[Excerpt from a dataset]
········

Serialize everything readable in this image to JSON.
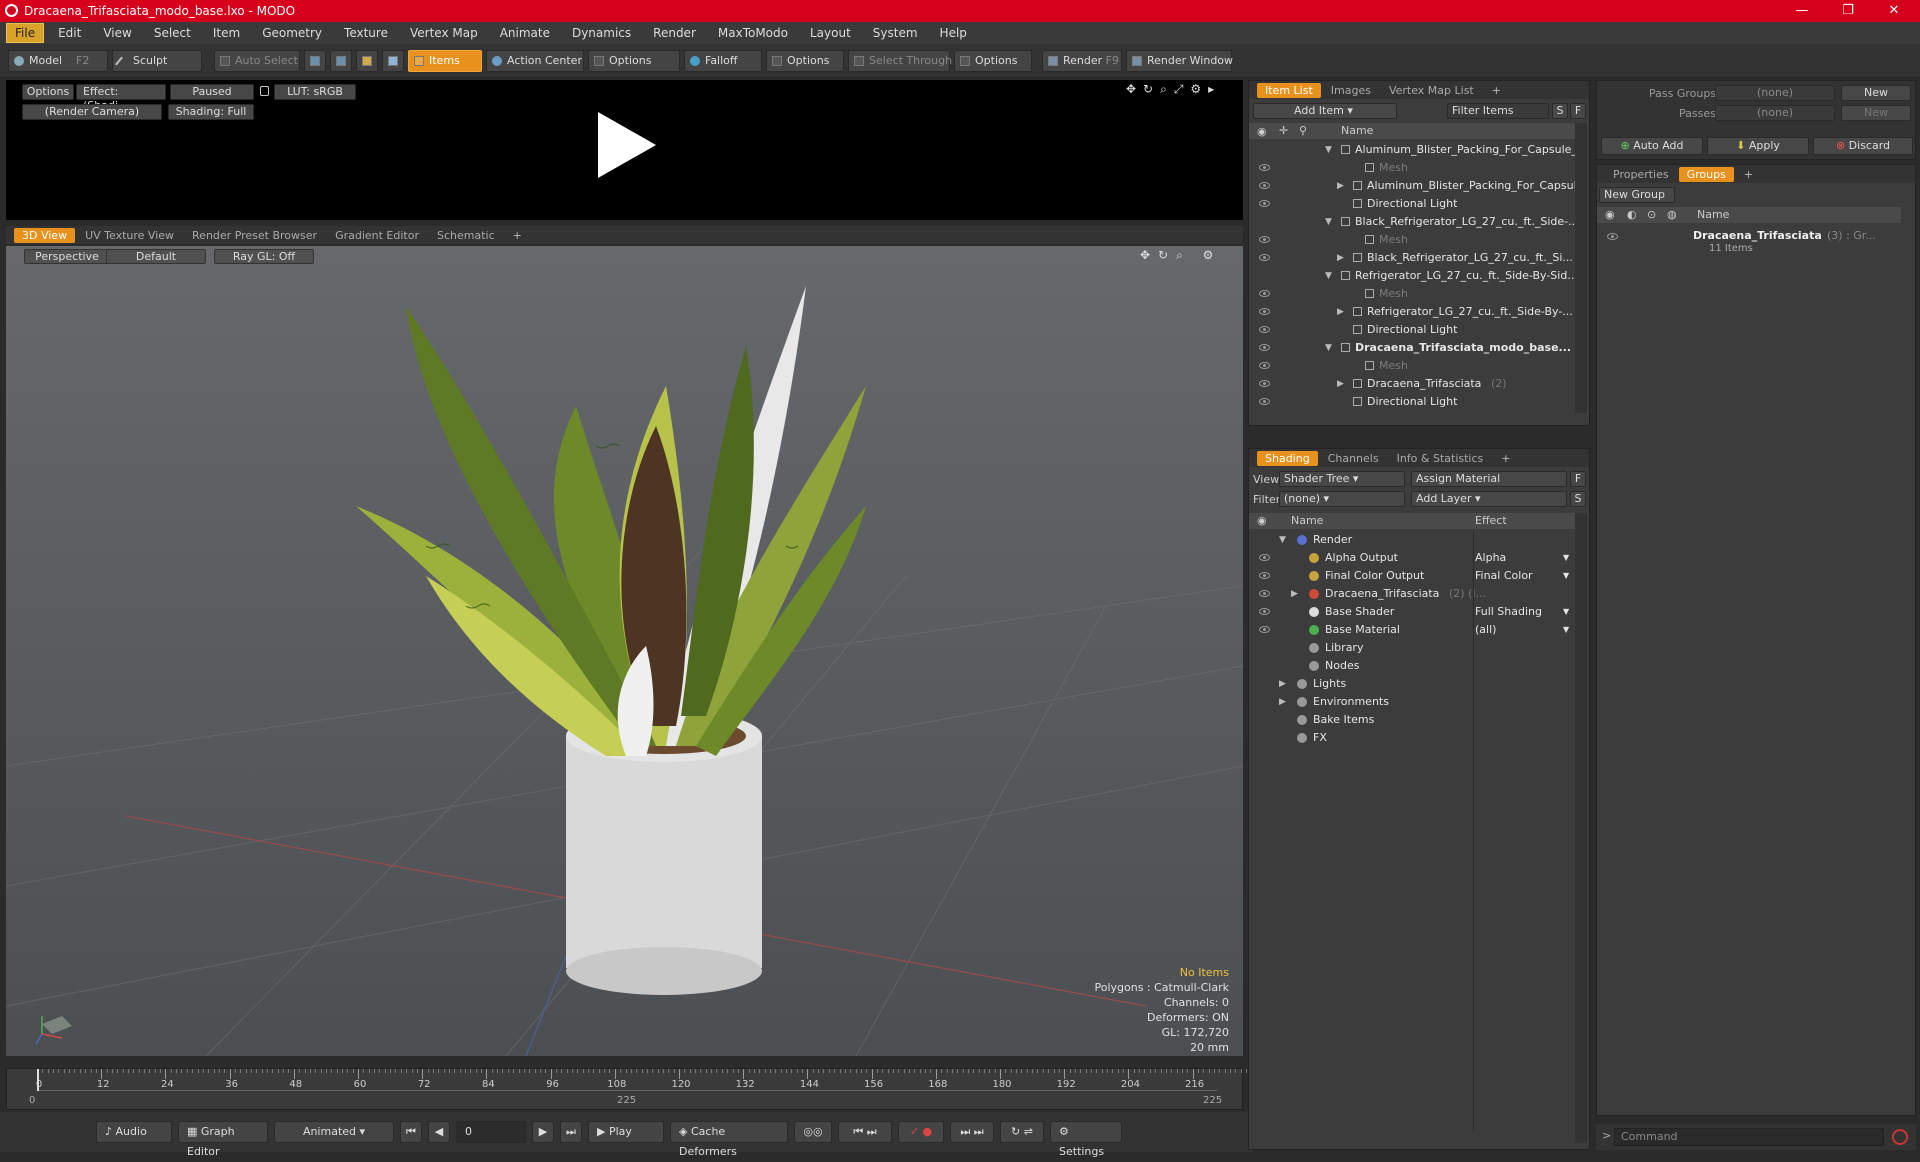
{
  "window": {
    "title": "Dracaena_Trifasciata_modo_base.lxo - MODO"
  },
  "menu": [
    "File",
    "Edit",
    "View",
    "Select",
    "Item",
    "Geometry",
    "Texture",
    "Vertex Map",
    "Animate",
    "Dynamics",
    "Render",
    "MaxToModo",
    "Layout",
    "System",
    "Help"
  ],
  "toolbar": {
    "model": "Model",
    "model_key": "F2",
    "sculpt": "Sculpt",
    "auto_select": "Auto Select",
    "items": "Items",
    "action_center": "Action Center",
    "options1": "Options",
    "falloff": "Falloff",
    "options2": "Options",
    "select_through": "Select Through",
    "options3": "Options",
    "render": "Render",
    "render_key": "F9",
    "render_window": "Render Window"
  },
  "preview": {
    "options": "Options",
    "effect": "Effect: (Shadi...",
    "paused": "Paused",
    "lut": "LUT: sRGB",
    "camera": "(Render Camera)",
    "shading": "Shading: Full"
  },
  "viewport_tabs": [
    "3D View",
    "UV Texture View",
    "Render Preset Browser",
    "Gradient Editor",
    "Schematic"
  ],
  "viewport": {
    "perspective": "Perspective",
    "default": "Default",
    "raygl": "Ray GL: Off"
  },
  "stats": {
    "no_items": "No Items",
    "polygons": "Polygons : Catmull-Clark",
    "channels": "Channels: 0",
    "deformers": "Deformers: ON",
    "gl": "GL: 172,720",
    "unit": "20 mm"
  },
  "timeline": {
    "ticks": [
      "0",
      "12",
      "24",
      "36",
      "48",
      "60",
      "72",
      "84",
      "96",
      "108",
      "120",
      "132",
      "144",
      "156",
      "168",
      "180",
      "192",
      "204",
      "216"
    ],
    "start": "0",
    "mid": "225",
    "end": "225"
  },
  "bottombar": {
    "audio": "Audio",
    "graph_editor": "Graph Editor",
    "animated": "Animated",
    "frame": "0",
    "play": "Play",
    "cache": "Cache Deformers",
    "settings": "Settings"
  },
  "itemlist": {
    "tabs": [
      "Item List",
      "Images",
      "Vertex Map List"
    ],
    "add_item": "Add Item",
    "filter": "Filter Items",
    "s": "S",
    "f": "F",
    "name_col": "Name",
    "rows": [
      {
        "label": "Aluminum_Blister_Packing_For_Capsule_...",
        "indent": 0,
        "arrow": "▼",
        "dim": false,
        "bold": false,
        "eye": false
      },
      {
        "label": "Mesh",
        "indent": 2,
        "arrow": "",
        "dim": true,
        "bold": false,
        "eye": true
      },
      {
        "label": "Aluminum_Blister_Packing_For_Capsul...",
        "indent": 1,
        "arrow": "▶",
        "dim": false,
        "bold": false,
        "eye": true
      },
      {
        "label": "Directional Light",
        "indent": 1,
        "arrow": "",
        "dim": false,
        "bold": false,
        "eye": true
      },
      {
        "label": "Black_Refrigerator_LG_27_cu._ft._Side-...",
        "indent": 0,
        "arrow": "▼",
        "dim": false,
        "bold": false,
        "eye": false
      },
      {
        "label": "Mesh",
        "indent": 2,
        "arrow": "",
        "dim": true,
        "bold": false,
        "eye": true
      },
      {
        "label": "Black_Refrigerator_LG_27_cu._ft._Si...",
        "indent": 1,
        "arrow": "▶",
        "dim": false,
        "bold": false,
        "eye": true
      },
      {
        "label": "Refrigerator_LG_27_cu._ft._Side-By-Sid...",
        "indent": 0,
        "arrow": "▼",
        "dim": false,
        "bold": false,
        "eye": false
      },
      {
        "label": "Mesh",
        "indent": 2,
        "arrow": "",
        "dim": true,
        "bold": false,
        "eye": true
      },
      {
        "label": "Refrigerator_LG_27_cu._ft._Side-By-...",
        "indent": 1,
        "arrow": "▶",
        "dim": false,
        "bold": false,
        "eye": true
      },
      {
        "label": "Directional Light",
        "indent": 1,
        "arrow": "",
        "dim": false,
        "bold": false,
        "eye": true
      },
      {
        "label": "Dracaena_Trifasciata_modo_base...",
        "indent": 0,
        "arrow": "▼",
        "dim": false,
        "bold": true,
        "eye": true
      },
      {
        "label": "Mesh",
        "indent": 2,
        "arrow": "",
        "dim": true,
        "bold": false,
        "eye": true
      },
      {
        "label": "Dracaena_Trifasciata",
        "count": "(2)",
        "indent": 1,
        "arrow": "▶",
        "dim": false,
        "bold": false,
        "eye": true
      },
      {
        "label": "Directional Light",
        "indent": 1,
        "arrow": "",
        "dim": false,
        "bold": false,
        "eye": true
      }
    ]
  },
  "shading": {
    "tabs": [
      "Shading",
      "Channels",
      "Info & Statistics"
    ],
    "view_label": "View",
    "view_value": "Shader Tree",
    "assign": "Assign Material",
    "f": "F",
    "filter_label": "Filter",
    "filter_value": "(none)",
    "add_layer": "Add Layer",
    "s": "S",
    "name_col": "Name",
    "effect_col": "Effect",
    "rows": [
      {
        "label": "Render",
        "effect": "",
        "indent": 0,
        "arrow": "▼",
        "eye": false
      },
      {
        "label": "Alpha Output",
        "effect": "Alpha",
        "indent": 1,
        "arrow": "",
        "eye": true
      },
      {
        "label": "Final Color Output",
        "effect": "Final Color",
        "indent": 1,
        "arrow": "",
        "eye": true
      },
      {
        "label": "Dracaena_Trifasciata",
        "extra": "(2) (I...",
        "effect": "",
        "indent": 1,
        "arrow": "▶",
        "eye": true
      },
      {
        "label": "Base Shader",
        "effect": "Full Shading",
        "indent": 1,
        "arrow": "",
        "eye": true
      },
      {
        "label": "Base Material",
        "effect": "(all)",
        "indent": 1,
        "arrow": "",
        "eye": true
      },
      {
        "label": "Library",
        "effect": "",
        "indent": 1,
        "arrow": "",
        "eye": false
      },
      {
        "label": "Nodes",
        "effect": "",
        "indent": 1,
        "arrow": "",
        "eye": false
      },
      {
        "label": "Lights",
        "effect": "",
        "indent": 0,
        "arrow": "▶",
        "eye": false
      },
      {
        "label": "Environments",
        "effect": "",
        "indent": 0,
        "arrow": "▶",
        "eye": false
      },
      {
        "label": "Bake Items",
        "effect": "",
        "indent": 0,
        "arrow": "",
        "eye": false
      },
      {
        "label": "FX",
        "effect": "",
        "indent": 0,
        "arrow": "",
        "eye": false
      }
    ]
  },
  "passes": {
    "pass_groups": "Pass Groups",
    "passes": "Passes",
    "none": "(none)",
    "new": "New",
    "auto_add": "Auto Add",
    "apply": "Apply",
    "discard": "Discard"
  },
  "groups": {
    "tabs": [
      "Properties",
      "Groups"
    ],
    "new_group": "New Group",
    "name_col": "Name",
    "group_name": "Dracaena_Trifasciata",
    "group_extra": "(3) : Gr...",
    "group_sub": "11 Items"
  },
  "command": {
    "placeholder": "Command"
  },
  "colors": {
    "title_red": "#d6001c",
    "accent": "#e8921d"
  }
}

········

Exercise objective:
Give back every line exactly as it stands, pictures excluded.

Reply to the exercise:
Serialize everything readable in this image to JSON.
{
  "window": {
    "title": "Dracaena_Trifasciata_modo_base.lxo - MODO"
  },
  "menu": [
    "File",
    "Edit",
    "View",
    "Select",
    "Item",
    "Geometry",
    "Texture",
    "Vertex Map",
    "Animate",
    "Dynamics",
    "Render",
    "MaxToModo",
    "Layout",
    "System",
    "Help"
  ],
  "toolbar": {
    "model": "Model",
    "model_key": "F2",
    "sculpt": "Sculpt",
    "auto_select": "Auto Select",
    "items": "Items",
    "action_center": "Action Center",
    "options1": "Options",
    "falloff": "Falloff",
    "options2": "Options",
    "select_through": "Select Through",
    "options3": "Options",
    "render": "Render",
    "render_key": "F9",
    "render_window": "Render Window"
  },
  "preview": {
    "options": "Options",
    "effect": "Effect: (Shadi...",
    "paused": "Paused",
    "lut": "LUT: sRGB",
    "camera": "(Render Camera)",
    "shading": "Shading: Full"
  },
  "viewport_tabs": [
    "3D View",
    "UV Texture View",
    "Render Preset Browser",
    "Gradient Editor",
    "Schematic"
  ],
  "viewport": {
    "perspective": "Perspective",
    "default": "Default",
    "raygl": "Ray GL: Off"
  },
  "stats": {
    "no_items": "No Items",
    "polygons": "Polygons : Catmull-Clark",
    "channels": "Channels: 0",
    "deformers": "Deformers: ON",
    "gl": "GL: 172,720",
    "unit": "20 mm"
  },
  "timeline": {
    "ticks": [
      "0",
      "12",
      "24",
      "36",
      "48",
      "60",
      "72",
      "84",
      "96",
      "108",
      "120",
      "132",
      "144",
      "156",
      "168",
      "180",
      "192",
      "204",
      "216"
    ],
    "start": "0",
    "mid": "225",
    "end": "225"
  },
  "bottombar": {
    "audio": "Audio",
    "graph_editor": "Graph Editor",
    "animated": "Animated",
    "frame": "0",
    "play": "Play",
    "cache": "Cache Deformers",
    "settings": "Settings"
  },
  "itemlist": {
    "tabs": [
      "Item List",
      "Images",
      "Vertex Map List"
    ],
    "add_item": "Add Item",
    "filter": "Filter Items",
    "s": "S",
    "f": "F",
    "name_col": "Name",
    "rows": [
      {
        "label": "Aluminum_Blister_Packing_For_Capsule_...",
        "indent": 0,
        "arrow": "▼",
        "dim": false,
        "bold": false,
        "eye": false
      },
      {
        "label": "Mesh",
        "indent": 2,
        "arrow": "",
        "dim": true,
        "bold": false,
        "eye": true
      },
      {
        "label": "Aluminum_Blister_Packing_For_Capsul...",
        "indent": 1,
        "arrow": "▶",
        "dim": false,
        "bold": false,
        "eye": true
      },
      {
        "label": "Directional Light",
        "indent": 1,
        "arrow": "",
        "dim": false,
        "bold": false,
        "eye": true
      },
      {
        "label": "Black_Refrigerator_LG_27_cu._ft._Side-...",
        "indent": 0,
        "arrow": "▼",
        "dim": false,
        "bold": false,
        "eye": false
      },
      {
        "label": "Mesh",
        "indent": 2,
        "arrow": "",
        "dim": true,
        "bold": false,
        "eye": true
      },
      {
        "label": "Black_Refrigerator_LG_27_cu._ft._Si...",
        "indent": 1,
        "arrow": "▶",
        "dim": false,
        "bold": false,
        "eye": true
      },
      {
        "label": "Refrigerator_LG_27_cu._ft._Side-By-Sid...",
        "indent": 0,
        "arrow": "▼",
        "dim": false,
        "bold": false,
        "eye": false
      },
      {
        "label": "Mesh",
        "indent": 2,
        "arrow": "",
        "dim": true,
        "bold": false,
        "eye": true
      },
      {
        "label": "Refrigerator_LG_27_cu._ft._Side-By-...",
        "indent": 1,
        "arrow": "▶",
        "dim": false,
        "bold": false,
        "eye": true
      },
      {
        "label": "Directional Light",
        "indent": 1,
        "arrow": "",
        "dim": false,
        "bold": false,
        "eye": true
      },
      {
        "label": "Dracaena_Trifasciata_modo_base...",
        "indent": 0,
        "arrow": "▼",
        "dim": false,
        "bold": true,
        "eye": true
      },
      {
        "label": "Mesh",
        "indent": 2,
        "arrow": "",
        "dim": true,
        "bold": false,
        "eye": true
      },
      {
        "label": "Dracaena_Trifasciata",
        "count": "(2)",
        "indent": 1,
        "arrow": "▶",
        "dim": false,
        "bold": false,
        "eye": true
      },
      {
        "label": "Directional Light",
        "indent": 1,
        "arrow": "",
        "dim": false,
        "bold": false,
        "eye": true
      }
    ]
  },
  "shading": {
    "tabs": [
      "Shading",
      "Channels",
      "Info & Statistics"
    ],
    "view_label": "View",
    "view_value": "Shader Tree",
    "assign": "Assign Material",
    "f": "F",
    "filter_label": "Filter",
    "filter_value": "(none)",
    "add_layer": "Add Layer",
    "s": "S",
    "name_col": "Name",
    "effect_col": "Effect",
    "rows": [
      {
        "label": "Render",
        "effect": "",
        "indent": 0,
        "arrow": "▼",
        "eye": false
      },
      {
        "label": "Alpha Output",
        "effect": "Alpha",
        "indent": 1,
        "arrow": "",
        "eye": true
      },
      {
        "label": "Final Color Output",
        "effect": "Final Color",
        "indent": 1,
        "arrow": "",
        "eye": true
      },
      {
        "label": "Dracaena_Trifasciata",
        "extra": "(2) (I...",
        "effect": "",
        "indent": 1,
        "arrow": "▶",
        "eye": true
      },
      {
        "label": "Base Shader",
        "effect": "Full Shading",
        "indent": 1,
        "arrow": "",
        "eye": true
      },
      {
        "label": "Base Material",
        "effect": "(all)",
        "indent": 1,
        "arrow": "",
        "eye": true
      },
      {
        "label": "Library",
        "effect": "",
        "indent": 1,
        "arrow": "",
        "eye": false
      },
      {
        "label": "Nodes",
        "effect": "",
        "indent": 1,
        "arrow": "",
        "eye": false
      },
      {
        "label": "Lights",
        "effect": "",
        "indent": 0,
        "arrow": "▶",
        "eye": false
      },
      {
        "label": "Environments",
        "effect": "",
        "indent": 0,
        "arrow": "▶",
        "eye": false
      },
      {
        "label": "Bake Items",
        "effect": "",
        "indent": 0,
        "arrow": "",
        "eye": false
      },
      {
        "label": "FX",
        "effect": "",
        "indent": 0,
        "arrow": "",
        "eye": false
      }
    ]
  },
  "passes": {
    "pass_groups": "Pass Groups",
    "passes": "Passes",
    "none": "(none)",
    "new": "New",
    "auto_add": "Auto Add",
    "apply": "Apply",
    "discard": "Discard"
  },
  "groups": {
    "tabs": [
      "Properties",
      "Groups"
    ],
    "new_group": "New Group",
    "name_col": "Name",
    "group_name": "Dracaena_Trifasciata",
    "group_extra": "(3) : Gr...",
    "group_sub": "11 Items"
  },
  "command": {
    "placeholder": "Command"
  },
  "colors": {
    "title_red": "#d6001c",
    "accent": "#e8921d"
  }
}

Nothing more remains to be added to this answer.